- GIVEN INSTRUCTION -
You are to retype all of the data exactly as it appears.

(Stored records)
┏━━
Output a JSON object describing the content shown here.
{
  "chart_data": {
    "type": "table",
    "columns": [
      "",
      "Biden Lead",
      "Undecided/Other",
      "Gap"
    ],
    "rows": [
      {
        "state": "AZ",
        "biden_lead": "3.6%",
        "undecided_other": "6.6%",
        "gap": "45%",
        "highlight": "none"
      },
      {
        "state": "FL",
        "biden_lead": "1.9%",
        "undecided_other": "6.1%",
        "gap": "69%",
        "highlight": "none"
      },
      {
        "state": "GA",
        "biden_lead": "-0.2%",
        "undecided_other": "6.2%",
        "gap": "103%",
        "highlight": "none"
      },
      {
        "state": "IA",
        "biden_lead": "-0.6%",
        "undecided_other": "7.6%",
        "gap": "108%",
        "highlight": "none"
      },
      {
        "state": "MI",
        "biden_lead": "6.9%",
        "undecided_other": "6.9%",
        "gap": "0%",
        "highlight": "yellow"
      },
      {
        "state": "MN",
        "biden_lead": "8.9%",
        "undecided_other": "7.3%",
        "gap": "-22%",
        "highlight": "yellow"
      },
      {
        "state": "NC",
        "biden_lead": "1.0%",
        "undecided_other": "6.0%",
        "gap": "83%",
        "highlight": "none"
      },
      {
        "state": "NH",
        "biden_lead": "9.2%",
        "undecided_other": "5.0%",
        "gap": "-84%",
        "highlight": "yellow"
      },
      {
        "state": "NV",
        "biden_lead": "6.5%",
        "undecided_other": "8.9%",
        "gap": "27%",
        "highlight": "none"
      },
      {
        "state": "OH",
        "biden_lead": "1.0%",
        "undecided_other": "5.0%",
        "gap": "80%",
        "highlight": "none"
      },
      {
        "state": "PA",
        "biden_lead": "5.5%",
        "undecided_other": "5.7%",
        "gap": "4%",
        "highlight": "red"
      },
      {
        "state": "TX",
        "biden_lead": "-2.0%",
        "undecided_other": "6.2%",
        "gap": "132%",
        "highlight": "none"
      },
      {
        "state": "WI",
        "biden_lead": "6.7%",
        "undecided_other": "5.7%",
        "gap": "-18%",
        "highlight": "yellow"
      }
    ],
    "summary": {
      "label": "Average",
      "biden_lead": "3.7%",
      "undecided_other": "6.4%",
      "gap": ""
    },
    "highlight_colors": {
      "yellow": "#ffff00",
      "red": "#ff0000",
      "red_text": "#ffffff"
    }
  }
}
┗━━
- REPLY -
Output a JSON object describing the content shown here.
{
  "chart_data": {
    "type": "table",
    "columns": [
      "",
      "Biden Lead",
      "Undecided/Other",
      "Gap"
    ],
    "rows": [
      {
        "state": "AZ",
        "biden_lead": "3.6%",
        "undecided_other": "6.6%",
        "gap": "45%",
        "highlight": "none"
      },
      {
        "state": "FL",
        "biden_lead": "1.9%",
        "undecided_other": "6.1%",
        "gap": "69%",
        "highlight": "none"
      },
      {
        "state": "GA",
        "biden_lead": "-0.2%",
        "undecided_other": "6.2%",
        "gap": "103%",
        "highlight": "none"
      },
      {
        "state": "IA",
        "biden_lead": "-0.6%",
        "undecided_other": "7.6%",
        "gap": "108%",
        "highlight": "none"
      },
      {
        "state": "MI",
        "biden_lead": "6.9%",
        "undecided_other": "6.9%",
        "gap": "0%",
        "highlight": "yellow"
      },
      {
        "state": "MN",
        "biden_lead": "8.9%",
        "undecided_other": "7.3%",
        "gap": "-22%",
        "highlight": "yellow"
      },
      {
        "state": "NC",
        "biden_lead": "1.0%",
        "undecided_other": "6.0%",
        "gap": "83%",
        "highlight": "none"
      },
      {
        "state": "NH",
        "biden_lead": "9.2%",
        "undecided_other": "5.0%",
        "gap": "-84%",
        "highlight": "yellow"
      },
      {
        "state": "NV",
        "biden_lead": "6.5%",
        "undecided_other": "8.9%",
        "gap": "27%",
        "highlight": "none"
      },
      {
        "state": "OH",
        "biden_lead": "1.0%",
        "undecided_other": "5.0%",
        "gap": "80%",
        "highlight": "none"
      },
      {
        "state": "PA",
        "biden_lead": "5.5%",
        "undecided_other": "5.7%",
        "gap": "4%",
        "highlight": "red"
      },
      {
        "state": "TX",
        "biden_lead": "-2.0%",
        "undecided_other": "6.2%",
        "gap": "132%",
        "highlight": "none"
      },
      {
        "state": "WI",
        "biden_lead": "6.7%",
        "undecided_other": "5.7%",
        "gap": "-18%",
        "highlight": "yellow"
      }
    ],
    "summary": {
      "label": "Average",
      "biden_lead": "3.7%",
      "undecided_other": "6.4%",
      "gap": ""
    },
    "highlight_colors": {
      "yellow": "#ffff00",
      "red": "#ff0000",
      "red_text": "#ffffff"
    }
  }
}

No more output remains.